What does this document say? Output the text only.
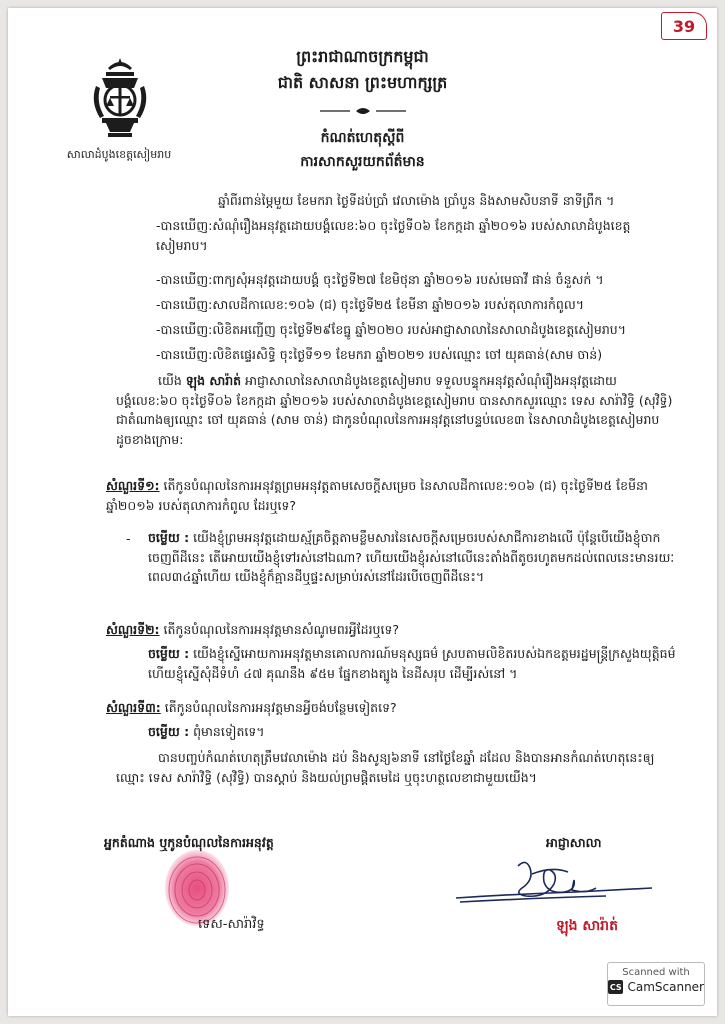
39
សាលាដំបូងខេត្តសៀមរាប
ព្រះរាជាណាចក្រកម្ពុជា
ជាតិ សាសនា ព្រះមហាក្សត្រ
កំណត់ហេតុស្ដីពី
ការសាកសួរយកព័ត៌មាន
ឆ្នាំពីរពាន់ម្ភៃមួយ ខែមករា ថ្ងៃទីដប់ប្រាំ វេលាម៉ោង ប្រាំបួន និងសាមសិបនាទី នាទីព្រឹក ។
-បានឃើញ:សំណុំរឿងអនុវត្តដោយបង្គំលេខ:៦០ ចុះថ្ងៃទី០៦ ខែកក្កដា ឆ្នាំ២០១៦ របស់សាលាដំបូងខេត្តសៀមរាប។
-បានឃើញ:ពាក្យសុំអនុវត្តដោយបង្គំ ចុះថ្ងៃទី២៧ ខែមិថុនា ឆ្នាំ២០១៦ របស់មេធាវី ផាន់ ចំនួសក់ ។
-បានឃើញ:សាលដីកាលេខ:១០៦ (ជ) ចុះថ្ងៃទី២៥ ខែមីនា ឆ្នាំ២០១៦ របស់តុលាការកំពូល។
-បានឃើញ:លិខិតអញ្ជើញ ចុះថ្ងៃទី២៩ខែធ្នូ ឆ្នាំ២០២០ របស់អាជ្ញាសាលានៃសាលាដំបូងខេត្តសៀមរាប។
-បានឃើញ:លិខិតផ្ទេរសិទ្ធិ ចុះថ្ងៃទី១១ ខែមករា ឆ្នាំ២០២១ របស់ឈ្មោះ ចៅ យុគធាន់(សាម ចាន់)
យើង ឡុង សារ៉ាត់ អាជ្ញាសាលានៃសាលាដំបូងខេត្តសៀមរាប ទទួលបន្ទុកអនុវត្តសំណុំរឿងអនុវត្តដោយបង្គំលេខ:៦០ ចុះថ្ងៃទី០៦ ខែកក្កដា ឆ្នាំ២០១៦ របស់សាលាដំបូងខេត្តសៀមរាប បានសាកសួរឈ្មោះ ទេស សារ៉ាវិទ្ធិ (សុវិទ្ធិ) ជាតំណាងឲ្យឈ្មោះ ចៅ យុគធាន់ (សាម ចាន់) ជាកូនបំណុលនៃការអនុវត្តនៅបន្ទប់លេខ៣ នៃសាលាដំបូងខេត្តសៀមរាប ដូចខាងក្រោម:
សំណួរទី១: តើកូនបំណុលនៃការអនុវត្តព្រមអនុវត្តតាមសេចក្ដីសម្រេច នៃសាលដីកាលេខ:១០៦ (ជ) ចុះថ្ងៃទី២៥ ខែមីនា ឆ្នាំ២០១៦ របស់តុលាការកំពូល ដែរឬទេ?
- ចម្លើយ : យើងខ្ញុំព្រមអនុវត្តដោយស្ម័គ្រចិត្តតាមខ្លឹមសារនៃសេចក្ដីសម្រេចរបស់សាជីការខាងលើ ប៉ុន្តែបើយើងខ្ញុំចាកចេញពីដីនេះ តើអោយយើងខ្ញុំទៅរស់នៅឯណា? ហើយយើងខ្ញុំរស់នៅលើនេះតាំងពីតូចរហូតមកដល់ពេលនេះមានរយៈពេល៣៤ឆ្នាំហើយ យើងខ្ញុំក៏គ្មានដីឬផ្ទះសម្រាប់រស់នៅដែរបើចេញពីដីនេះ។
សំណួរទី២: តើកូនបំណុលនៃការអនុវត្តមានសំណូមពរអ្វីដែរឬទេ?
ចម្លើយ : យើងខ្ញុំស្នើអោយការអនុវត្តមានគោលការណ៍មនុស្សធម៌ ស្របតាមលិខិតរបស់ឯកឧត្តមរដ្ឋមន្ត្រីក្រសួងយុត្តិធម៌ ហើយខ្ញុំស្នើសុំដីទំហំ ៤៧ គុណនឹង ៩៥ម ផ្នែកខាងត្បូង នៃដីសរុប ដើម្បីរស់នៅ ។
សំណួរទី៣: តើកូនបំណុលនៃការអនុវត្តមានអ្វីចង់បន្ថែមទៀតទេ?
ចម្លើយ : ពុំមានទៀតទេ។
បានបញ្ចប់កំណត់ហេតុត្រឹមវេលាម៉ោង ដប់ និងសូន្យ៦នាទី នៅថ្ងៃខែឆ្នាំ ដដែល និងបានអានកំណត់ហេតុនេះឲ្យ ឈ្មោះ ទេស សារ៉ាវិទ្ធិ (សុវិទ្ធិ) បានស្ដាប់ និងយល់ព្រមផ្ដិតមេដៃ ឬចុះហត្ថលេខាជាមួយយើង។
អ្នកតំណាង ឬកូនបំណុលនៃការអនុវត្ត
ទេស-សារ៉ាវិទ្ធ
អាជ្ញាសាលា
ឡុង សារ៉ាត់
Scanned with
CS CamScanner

▶ Stated exercise:
Set the pictures aside and transcribe the data above exactly.

▶ Result:
What does this document say? Output the text only.
39
សាលាដំបូងខេត្តសៀមរាប
ព្រះរាជាណាចក្រកម្ពុជា
ជាតិ សាសនា ព្រះមហាក្សត្រ
កំណត់ហេតុស្ដីពី
ការសាកសួរយកព័ត៌មាន
ឆ្នាំពីរពាន់ម្ភៃមួយ ខែមករា ថ្ងៃទីដប់ប្រាំ វេលាម៉ោង ប្រាំបួន និងសាមសិបនាទី នាទីព្រឹក ។
-បានឃើញ:សំណុំរឿងអនុវត្តដោយបង្គំលេខ:៦០ ចុះថ្ងៃទី០៦ ខែកក្កដា ឆ្នាំ២០១៦ របស់សាលាដំបូងខេត្តសៀមរាប។
-បានឃើញ:ពាក្យសុំអនុវត្តដោយបង្គំ ចុះថ្ងៃទី២៧ ខែមិថុនា ឆ្នាំ២០១៦ របស់មេធាវី ផាន់ ចំនួសក់ ។
-បានឃើញ:សាលដីកាលេខ:១០៦ (ជ) ចុះថ្ងៃទី២៥ ខែមីនា ឆ្នាំ២០១៦ របស់តុលាការកំពូល។
-បានឃើញ:លិខិតអញ្ជើញ ចុះថ្ងៃទី២៩ខែធ្នូ ឆ្នាំ២០២០ របស់អាជ្ញាសាលានៃសាលាដំបូងខេត្តសៀមរាប។
-បានឃើញ:លិខិតផ្ទេរសិទ្ធិ ចុះថ្ងៃទី១១ ខែមករា ឆ្នាំ២០២១ របស់ឈ្មោះ ចៅ យុគធាន់(សាម ចាន់)
យើង ឡុង សារ៉ាត់ អាជ្ញាសាលានៃសាលាដំបូងខេត្តសៀមរាប ទទួលបន្ទុកអនុវត្តសំណុំរឿងអនុវត្តដោយបង្គំលេខ:៦០ ចុះថ្ងៃទី០៦ ខែកក្កដា ឆ្នាំ២០១៦ របស់សាលាដំបូងខេត្តសៀមរាប បានសាកសួរឈ្មោះ ទេស សារ៉ាវិទ្ធិ (សុវិទ្ធិ) ជាតំណាងឲ្យឈ្មោះ ចៅ យុគធាន់ (សាម ចាន់) ជាកូនបំណុលនៃការអនុវត្តនៅបន្ទប់លេខ៣ នៃសាលាដំបូងខេត្តសៀមរាប ដូចខាងក្រោម:
សំណួរទី១: តើកូនបំណុលនៃការអនុវត្តព្រមអនុវត្តតាមសេចក្ដីសម្រេច នៃសាលដីកាលេខ:១០៦ (ជ) ចុះថ្ងៃទី២៥ ខែមីនា ឆ្នាំ២០១៦ របស់តុលាការកំពូល ដែរឬទេ?
- ចម្លើយ : យើងខ្ញុំព្រមអនុវត្តដោយស្ម័គ្រចិត្តតាមខ្លឹមសារនៃសេចក្ដីសម្រេចរបស់សាជីការខាងលើ ប៉ុន្តែបើយើងខ្ញុំចាកចេញពីដីនេះ តើអោយយើងខ្ញុំទៅរស់នៅឯណា? ហើយយើងខ្ញុំរស់នៅលើនេះតាំងពីតូចរហូតមកដល់ពេលនេះមានរយៈពេល៣៤ឆ្នាំហើយ យើងខ្ញុំក៏គ្មានដីឬផ្ទះសម្រាប់រស់នៅដែរបើចេញពីដីនេះ។
សំណួរទី២: តើកូនបំណុលនៃការអនុវត្តមានសំណូមពរអ្វីដែរឬទេ?
ចម្លើយ : យើងខ្ញុំស្នើអោយការអនុវត្តមានគោលការណ៍មនុស្សធម៌ ស្របតាមលិខិតរបស់ឯកឧត្តមរដ្ឋមន្ត្រីក្រសួងយុត្តិធម៌ ហើយខ្ញុំស្នើសុំដីទំហំ ៤៧ គុណនឹង ៩៥ម ផ្នែកខាងត្បូង នៃដីសរុប ដើម្បីរស់នៅ ។
សំណួរទី៣: តើកូនបំណុលនៃការអនុវត្តមានអ្វីចង់បន្ថែមទៀតទេ?
ចម្លើយ : ពុំមានទៀតទេ។
បានបញ្ចប់កំណត់ហេតុត្រឹមវេលាម៉ោង ដប់ និងសូន្យ៦នាទី នៅថ្ងៃខែឆ្នាំ ដដែល និងបានអានកំណត់ហេតុនេះឲ្យ ឈ្មោះ ទេស សារ៉ាវិទ្ធិ (សុវិទ្ធិ) បានស្ដាប់ និងយល់ព្រមផ្ដិតមេដៃ ឬចុះហត្ថលេខាជាមួយយើង។
អ្នកតំណាង ឬកូនបំណុលនៃការអនុវត្ត
ទេស-សារ៉ាវិទ្ធ
អាជ្ញាសាលា
ឡុង សារ៉ាត់
Scanned with
CS CamScanner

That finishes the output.